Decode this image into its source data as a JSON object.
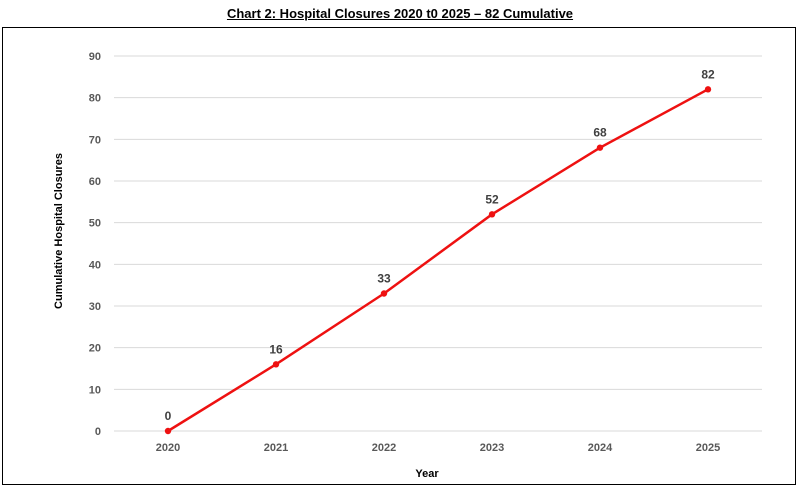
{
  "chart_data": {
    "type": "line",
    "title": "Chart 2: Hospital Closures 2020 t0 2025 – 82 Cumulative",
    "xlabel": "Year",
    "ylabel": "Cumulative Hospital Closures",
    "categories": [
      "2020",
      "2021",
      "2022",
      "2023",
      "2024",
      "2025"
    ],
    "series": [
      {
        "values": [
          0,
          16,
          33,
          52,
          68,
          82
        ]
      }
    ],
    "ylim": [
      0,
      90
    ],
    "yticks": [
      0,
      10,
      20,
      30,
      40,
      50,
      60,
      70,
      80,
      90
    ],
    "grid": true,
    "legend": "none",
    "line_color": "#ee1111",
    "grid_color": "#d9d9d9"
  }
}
---
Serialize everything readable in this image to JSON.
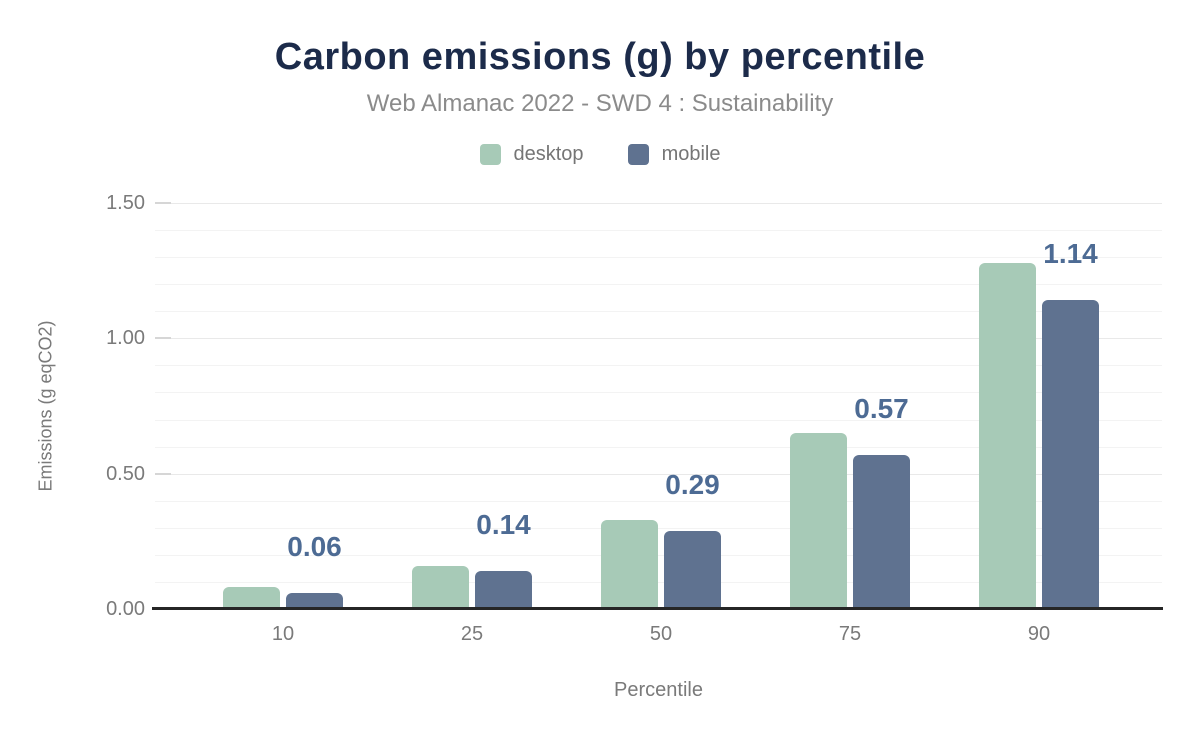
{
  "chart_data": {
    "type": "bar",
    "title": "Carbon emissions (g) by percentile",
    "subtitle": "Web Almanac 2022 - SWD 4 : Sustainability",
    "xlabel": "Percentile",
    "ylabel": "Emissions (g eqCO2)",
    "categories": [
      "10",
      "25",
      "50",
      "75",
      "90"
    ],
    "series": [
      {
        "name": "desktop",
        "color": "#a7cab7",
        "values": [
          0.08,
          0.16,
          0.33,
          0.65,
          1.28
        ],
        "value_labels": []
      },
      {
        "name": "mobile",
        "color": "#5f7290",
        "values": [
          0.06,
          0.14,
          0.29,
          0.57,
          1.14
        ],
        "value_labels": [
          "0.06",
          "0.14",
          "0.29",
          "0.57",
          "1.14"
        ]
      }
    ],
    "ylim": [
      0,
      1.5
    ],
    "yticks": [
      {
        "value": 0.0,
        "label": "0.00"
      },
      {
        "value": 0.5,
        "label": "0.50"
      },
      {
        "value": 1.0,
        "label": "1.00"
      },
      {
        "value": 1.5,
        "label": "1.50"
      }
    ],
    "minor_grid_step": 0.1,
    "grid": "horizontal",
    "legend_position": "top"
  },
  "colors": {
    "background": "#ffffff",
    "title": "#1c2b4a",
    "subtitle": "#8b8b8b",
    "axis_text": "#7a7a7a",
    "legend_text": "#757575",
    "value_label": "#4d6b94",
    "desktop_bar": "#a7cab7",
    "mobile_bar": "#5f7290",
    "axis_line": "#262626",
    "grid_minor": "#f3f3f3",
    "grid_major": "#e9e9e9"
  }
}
--
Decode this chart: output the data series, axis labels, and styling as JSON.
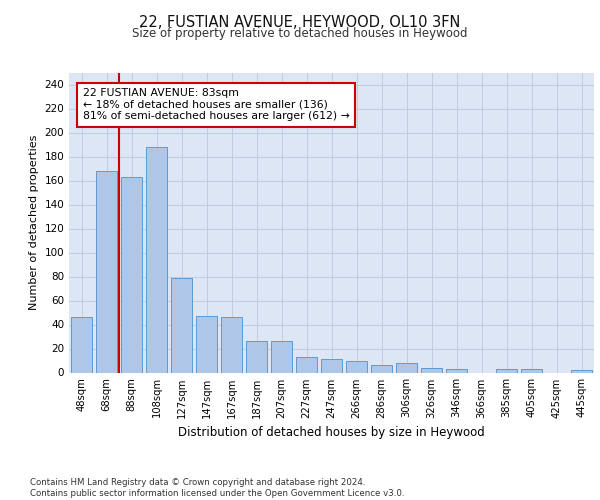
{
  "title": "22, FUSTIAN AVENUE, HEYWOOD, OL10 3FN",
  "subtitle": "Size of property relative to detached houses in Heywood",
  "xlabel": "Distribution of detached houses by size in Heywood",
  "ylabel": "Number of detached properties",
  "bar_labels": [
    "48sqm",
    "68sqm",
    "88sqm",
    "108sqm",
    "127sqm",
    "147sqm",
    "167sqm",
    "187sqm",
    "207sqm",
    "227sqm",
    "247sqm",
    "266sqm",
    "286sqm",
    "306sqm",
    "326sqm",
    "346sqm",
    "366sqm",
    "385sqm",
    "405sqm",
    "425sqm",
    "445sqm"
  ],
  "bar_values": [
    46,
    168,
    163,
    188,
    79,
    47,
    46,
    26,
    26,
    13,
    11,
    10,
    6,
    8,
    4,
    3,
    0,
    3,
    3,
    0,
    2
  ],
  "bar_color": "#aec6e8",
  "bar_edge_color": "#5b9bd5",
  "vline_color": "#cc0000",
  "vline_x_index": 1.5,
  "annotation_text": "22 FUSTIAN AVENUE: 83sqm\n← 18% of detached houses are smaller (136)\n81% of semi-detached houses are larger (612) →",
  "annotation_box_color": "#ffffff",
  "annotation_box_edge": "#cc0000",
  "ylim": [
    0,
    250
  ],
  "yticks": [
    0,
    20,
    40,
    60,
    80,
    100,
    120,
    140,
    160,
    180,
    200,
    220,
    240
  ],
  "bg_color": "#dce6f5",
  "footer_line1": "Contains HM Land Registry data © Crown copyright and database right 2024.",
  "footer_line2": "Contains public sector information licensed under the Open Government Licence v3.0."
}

WRITTEN TASK:
Pull out all lines from the entries above in which the word "FUSTIAN" appears.

REPLY:
  "title": "22, FUSTIAN AVENUE, HEYWOOD, OL10 3FN",
  "annotation_text": "22 FUSTIAN AVENUE: 83sqm\n← 18% of detached houses are smaller (136)\n81% of semi-detached houses are larger (612) →",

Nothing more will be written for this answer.